Write out the full listing again, exactly as it stands.
[Begin Items]
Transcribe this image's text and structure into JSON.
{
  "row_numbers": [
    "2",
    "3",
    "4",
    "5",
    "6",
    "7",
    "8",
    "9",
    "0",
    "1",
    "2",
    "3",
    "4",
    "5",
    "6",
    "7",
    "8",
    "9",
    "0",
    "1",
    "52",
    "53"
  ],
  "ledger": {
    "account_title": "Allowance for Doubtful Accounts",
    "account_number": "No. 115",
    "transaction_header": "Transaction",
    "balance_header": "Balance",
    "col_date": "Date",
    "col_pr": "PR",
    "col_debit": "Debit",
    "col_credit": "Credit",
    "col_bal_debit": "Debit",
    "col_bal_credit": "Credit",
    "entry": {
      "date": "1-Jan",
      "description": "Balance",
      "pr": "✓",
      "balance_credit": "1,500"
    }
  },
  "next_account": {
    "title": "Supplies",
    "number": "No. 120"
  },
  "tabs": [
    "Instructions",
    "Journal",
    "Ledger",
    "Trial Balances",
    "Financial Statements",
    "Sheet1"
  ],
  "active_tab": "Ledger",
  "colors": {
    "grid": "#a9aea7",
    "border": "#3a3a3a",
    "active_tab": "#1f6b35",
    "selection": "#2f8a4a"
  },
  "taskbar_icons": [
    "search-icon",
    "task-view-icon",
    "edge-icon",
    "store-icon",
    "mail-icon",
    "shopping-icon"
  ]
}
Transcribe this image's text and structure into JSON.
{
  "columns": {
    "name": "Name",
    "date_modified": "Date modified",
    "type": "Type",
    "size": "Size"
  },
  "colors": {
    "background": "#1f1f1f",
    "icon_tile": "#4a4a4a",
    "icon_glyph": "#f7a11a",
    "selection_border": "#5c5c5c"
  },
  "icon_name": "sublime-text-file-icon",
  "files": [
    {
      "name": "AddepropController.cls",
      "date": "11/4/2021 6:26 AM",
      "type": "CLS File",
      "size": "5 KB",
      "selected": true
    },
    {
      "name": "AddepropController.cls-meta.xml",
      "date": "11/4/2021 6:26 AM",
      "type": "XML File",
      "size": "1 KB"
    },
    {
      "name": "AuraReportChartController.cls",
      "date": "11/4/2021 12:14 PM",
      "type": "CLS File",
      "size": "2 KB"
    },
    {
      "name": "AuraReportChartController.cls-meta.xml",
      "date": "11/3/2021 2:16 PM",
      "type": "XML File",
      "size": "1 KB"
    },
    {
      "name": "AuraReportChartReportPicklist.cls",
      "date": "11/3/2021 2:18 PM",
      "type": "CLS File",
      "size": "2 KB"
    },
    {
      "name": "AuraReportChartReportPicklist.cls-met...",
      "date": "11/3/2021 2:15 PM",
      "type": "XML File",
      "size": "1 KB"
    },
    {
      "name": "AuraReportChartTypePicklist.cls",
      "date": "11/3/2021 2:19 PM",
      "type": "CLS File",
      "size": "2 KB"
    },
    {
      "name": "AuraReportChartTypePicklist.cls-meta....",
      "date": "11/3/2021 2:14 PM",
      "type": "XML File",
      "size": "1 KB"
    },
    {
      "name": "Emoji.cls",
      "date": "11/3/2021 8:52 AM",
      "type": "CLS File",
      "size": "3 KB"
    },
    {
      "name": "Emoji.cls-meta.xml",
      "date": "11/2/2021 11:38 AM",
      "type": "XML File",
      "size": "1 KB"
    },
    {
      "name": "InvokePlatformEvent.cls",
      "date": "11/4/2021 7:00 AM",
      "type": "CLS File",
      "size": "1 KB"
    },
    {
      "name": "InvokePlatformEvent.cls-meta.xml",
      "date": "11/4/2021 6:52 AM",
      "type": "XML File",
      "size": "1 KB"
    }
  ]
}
[End Items]
■ Output for this task
Transcribe this image's text and structure into JSON.
{
  "row_numbers": [
    "2",
    "3",
    "4",
    "5",
    "6",
    "7",
    "8",
    "9",
    "0",
    "1",
    "2",
    "3",
    "4",
    "5",
    "6",
    "7",
    "8",
    "9",
    "0",
    "1",
    "52",
    "53"
  ],
  "ledger": {
    "account_title": "Allowance for Doubtful Accounts",
    "account_number": "No. 115",
    "transaction_header": "Transaction",
    "balance_header": "Balance",
    "col_date": "Date",
    "col_pr": "PR",
    "col_debit": "Debit",
    "col_credit": "Credit",
    "col_bal_debit": "Debit",
    "col_bal_credit": "Credit",
    "entry": {
      "date": "1-Jan",
      "description": "Balance",
      "pr": "✓",
      "balance_credit": "1,500"
    }
  },
  "next_account": {
    "title": "Supplies",
    "number": "No. 120"
  },
  "tabs": [
    "Instructions",
    "Journal",
    "Ledger",
    "Trial Balances",
    "Financial Statements",
    "Sheet1"
  ],
  "active_tab": "Ledger",
  "colors": {
    "grid": "#a9aea7",
    "border": "#3a3a3a",
    "active_tab": "#1f6b35",
    "selection": "#2f8a4a"
  },
  "taskbar_icons": [
    "search-icon",
    "task-view-icon",
    "edge-icon",
    "store-icon",
    "mail-icon",
    "shopping-icon"
  ]
}
Transcribe this image's text and structure into JSON.
{
  "columns": {
    "name": "Name",
    "date_modified": "Date modified",
    "type": "Type",
    "size": "Size"
  },
  "colors": {
    "background": "#1f1f1f",
    "icon_tile": "#4a4a4a",
    "icon_glyph": "#f7a11a",
    "selection_border": "#5c5c5c"
  },
  "icon_name": "sublime-text-file-icon",
  "files": [
    {
      "name": "AddepropController.cls",
      "date": "11/4/2021 6:26 AM",
      "type": "CLS File",
      "size": "5 KB",
      "selected": true
    },
    {
      "name": "AddepropController.cls-meta.xml",
      "date": "11/4/2021 6:26 AM",
      "type": "XML File",
      "size": "1 KB"
    },
    {
      "name": "AuraReportChartController.cls",
      "date": "11/4/2021 12:14 PM",
      "type": "CLS File",
      "size": "2 KB"
    },
    {
      "name": "AuraReportChartController.cls-meta.xml",
      "date": "11/3/2021 2:16 PM",
      "type": "XML File",
      "size": "1 KB"
    },
    {
      "name": "AuraReportChartReportPicklist.cls",
      "date": "11/3/2021 2:18 PM",
      "type": "CLS File",
      "size": "2 KB"
    },
    {
      "name": "AuraReportChartReportPicklist.cls-met...",
      "date": "11/3/2021 2:15 PM",
      "type": "XML File",
      "size": "1 KB"
    },
    {
      "name": "AuraReportChartTypePicklist.cls",
      "date": "11/3/2021 2:19 PM",
      "type": "CLS File",
      "size": "2 KB"
    },
    {
      "name": "AuraReportChartTypePicklist.cls-meta....",
      "date": "11/3/2021 2:14 PM",
      "type": "XML File",
      "size": "1 KB"
    },
    {
      "name": "Emoji.cls",
      "date": "11/3/2021 8:52 AM",
      "type": "CLS File",
      "size": "3 KB"
    },
    {
      "name": "Emoji.cls-meta.xml",
      "date": "11/2/2021 11:38 AM",
      "type": "XML File",
      "size": "1 KB"
    },
    {
      "name": "InvokePlatformEvent.cls",
      "date": "11/4/2021 7:00 AM",
      "type": "CLS File",
      "size": "1 KB"
    },
    {
      "name": "InvokePlatformEvent.cls-meta.xml",
      "date": "11/4/2021 6:52 AM",
      "type": "XML File",
      "size": "1 KB"
    }
  ]
}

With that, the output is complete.